> [WHAT TO DO] Write out every entry exactly as it stands.

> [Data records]
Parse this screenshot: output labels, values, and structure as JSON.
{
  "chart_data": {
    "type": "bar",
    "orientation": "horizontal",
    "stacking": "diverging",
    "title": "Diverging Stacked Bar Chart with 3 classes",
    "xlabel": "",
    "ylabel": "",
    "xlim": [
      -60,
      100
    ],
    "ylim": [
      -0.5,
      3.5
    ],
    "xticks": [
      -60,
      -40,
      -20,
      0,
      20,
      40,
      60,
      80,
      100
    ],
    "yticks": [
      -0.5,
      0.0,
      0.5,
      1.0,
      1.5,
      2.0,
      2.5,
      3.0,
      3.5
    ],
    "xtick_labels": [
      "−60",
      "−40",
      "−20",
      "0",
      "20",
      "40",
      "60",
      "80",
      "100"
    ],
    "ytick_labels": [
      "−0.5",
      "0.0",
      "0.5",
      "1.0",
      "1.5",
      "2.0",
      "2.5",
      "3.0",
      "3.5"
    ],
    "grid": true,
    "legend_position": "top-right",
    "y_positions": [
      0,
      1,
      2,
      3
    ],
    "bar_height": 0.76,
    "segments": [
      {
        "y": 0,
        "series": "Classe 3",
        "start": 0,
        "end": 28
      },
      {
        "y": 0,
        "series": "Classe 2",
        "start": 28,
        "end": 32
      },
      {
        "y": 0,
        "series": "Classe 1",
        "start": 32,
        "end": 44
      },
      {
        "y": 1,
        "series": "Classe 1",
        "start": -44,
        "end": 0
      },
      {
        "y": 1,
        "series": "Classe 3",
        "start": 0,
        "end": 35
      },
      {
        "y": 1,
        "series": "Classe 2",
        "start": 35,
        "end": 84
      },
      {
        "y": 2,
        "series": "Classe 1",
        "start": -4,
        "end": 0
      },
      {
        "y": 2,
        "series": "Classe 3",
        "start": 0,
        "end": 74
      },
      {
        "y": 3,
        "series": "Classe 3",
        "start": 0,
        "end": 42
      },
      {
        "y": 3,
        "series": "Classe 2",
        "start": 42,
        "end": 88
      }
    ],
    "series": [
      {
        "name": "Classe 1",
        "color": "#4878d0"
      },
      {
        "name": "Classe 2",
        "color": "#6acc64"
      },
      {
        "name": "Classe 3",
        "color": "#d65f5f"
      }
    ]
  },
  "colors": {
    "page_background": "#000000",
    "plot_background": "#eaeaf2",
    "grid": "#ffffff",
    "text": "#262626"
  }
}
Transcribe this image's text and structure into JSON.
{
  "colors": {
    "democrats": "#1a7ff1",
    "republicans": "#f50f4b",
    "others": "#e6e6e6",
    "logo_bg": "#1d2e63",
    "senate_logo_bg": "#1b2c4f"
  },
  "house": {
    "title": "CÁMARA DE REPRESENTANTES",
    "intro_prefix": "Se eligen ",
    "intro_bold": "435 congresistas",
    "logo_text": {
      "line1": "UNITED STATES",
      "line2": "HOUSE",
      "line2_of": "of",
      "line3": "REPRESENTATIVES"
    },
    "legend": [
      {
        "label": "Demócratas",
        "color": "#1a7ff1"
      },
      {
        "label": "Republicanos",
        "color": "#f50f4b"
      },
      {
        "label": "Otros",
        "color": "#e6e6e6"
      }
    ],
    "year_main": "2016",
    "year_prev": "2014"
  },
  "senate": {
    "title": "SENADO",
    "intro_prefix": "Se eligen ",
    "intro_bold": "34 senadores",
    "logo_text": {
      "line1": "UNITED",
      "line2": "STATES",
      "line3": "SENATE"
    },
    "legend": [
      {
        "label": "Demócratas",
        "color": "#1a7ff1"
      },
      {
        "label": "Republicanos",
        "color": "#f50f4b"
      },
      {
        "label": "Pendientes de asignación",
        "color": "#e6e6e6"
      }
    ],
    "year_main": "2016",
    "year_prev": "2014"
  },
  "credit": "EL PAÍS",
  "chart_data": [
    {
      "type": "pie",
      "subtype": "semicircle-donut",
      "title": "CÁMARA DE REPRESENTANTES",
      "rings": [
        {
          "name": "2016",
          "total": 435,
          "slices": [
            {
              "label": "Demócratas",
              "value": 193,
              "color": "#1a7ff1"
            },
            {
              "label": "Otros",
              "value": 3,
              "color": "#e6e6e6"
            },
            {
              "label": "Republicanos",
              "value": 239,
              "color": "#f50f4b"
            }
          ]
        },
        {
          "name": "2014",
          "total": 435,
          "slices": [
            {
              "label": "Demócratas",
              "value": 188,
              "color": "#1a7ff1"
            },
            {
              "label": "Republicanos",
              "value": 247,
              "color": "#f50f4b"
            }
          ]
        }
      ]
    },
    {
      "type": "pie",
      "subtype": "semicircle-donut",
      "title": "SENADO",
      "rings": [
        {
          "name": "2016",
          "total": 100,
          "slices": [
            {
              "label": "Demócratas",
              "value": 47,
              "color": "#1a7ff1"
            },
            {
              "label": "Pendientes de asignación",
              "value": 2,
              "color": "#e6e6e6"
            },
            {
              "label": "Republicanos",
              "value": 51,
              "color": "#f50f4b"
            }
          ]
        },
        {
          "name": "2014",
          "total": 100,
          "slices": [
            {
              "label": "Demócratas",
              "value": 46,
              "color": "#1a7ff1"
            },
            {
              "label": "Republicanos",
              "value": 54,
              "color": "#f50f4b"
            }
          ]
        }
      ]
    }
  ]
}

> [TASK ANSWER]
Parse this screenshot: output labels, values, and structure as JSON.
{
  "chart_data": {
    "type": "bar",
    "orientation": "horizontal",
    "stacking": "diverging",
    "title": "Diverging Stacked Bar Chart with 3 classes",
    "xlabel": "",
    "ylabel": "",
    "xlim": [
      -60,
      100
    ],
    "ylim": [
      -0.5,
      3.5
    ],
    "xticks": [
      -60,
      -40,
      -20,
      0,
      20,
      40,
      60,
      80,
      100
    ],
    "yticks": [
      -0.5,
      0.0,
      0.5,
      1.0,
      1.5,
      2.0,
      2.5,
      3.0,
      3.5
    ],
    "xtick_labels": [
      "−60",
      "−40",
      "−20",
      "0",
      "20",
      "40",
      "60",
      "80",
      "100"
    ],
    "ytick_labels": [
      "−0.5",
      "0.0",
      "0.5",
      "1.0",
      "1.5",
      "2.0",
      "2.5",
      "3.0",
      "3.5"
    ],
    "grid": true,
    "legend_position": "top-right",
    "y_positions": [
      0,
      1,
      2,
      3
    ],
    "bar_height": 0.76,
    "segments": [
      {
        "y": 0,
        "series": "Classe 3",
        "start": 0,
        "end": 28
      },
      {
        "y": 0,
        "series": "Classe 2",
        "start": 28,
        "end": 32
      },
      {
        "y": 0,
        "series": "Classe 1",
        "start": 32,
        "end": 44
      },
      {
        "y": 1,
        "series": "Classe 1",
        "start": -44,
        "end": 0
      },
      {
        "y": 1,
        "series": "Classe 3",
        "start": 0,
        "end": 35
      },
      {
        "y": 1,
        "series": "Classe 2",
        "start": 35,
        "end": 84
      },
      {
        "y": 2,
        "series": "Classe 1",
        "start": -4,
        "end": 0
      },
      {
        "y": 2,
        "series": "Classe 3",
        "start": 0,
        "end": 74
      },
      {
        "y": 3,
        "series": "Classe 3",
        "start": 0,
        "end": 42
      },
      {
        "y": 3,
        "series": "Classe 2",
        "start": 42,
        "end": 88
      }
    ],
    "series": [
      {
        "name": "Classe 1",
        "color": "#4878d0"
      },
      {
        "name": "Classe 2",
        "color": "#6acc64"
      },
      {
        "name": "Classe 3",
        "color": "#d65f5f"
      }
    ]
  },
  "colors": {
    "page_background": "#000000",
    "plot_background": "#eaeaf2",
    "grid": "#ffffff",
    "text": "#262626"
  }
}
Transcribe this image's text and structure into JSON.
{
  "colors": {
    "democrats": "#1a7ff1",
    "republicans": "#f50f4b",
    "others": "#e6e6e6",
    "logo_bg": "#1d2e63",
    "senate_logo_bg": "#1b2c4f"
  },
  "house": {
    "title": "CÁMARA DE REPRESENTANTES",
    "intro_prefix": "Se eligen ",
    "intro_bold": "435 congresistas",
    "logo_text": {
      "line1": "UNITED STATES",
      "line2": "HOUSE",
      "line2_of": "of",
      "line3": "REPRESENTATIVES"
    },
    "legend": [
      {
        "label": "Demócratas",
        "color": "#1a7ff1"
      },
      {
        "label": "Republicanos",
        "color": "#f50f4b"
      },
      {
        "label": "Otros",
        "color": "#e6e6e6"
      }
    ],
    "year_main": "2016",
    "year_prev": "2014"
  },
  "senate": {
    "title": "SENADO",
    "intro_prefix": "Se eligen ",
    "intro_bold": "34 senadores",
    "logo_text": {
      "line1": "UNITED",
      "line2": "STATES",
      "line3": "SENATE"
    },
    "legend": [
      {
        "label": "Demócratas",
        "color": "#1a7ff1"
      },
      {
        "label": "Republicanos",
        "color": "#f50f4b"
      },
      {
        "label": "Pendientes de asignación",
        "color": "#e6e6e6"
      }
    ],
    "year_main": "2016",
    "year_prev": "2014"
  },
  "credit": "EL PAÍS",
  "chart_data": [
    {
      "type": "pie",
      "subtype": "semicircle-donut",
      "title": "CÁMARA DE REPRESENTANTES",
      "rings": [
        {
          "name": "2016",
          "total": 435,
          "slices": [
            {
              "label": "Demócratas",
              "value": 193,
              "color": "#1a7ff1"
            },
            {
              "label": "Otros",
              "value": 3,
              "color": "#e6e6e6"
            },
            {
              "label": "Republicanos",
              "value": 239,
              "color": "#f50f4b"
            }
          ]
        },
        {
          "name": "2014",
          "total": 435,
          "slices": [
            {
              "label": "Demócratas",
              "value": 188,
              "color": "#1a7ff1"
            },
            {
              "label": "Republicanos",
              "value": 247,
              "color": "#f50f4b"
            }
          ]
        }
      ]
    },
    {
      "type": "pie",
      "subtype": "semicircle-donut",
      "title": "SENADO",
      "rings": [
        {
          "name": "2016",
          "total": 100,
          "slices": [
            {
              "label": "Demócratas",
              "value": 47,
              "color": "#1a7ff1"
            },
            {
              "label": "Pendientes de asignación",
              "value": 2,
              "color": "#e6e6e6"
            },
            {
              "label": "Republicanos",
              "value": 51,
              "color": "#f50f4b"
            }
          ]
        },
        {
          "name": "2014",
          "total": 100,
          "slices": [
            {
              "label": "Demócratas",
              "value": 46,
              "color": "#1a7ff1"
            },
            {
              "label": "Republicanos",
              "value": 54,
              "color": "#f50f4b"
            }
          ]
        }
      ]
    }
  ]
}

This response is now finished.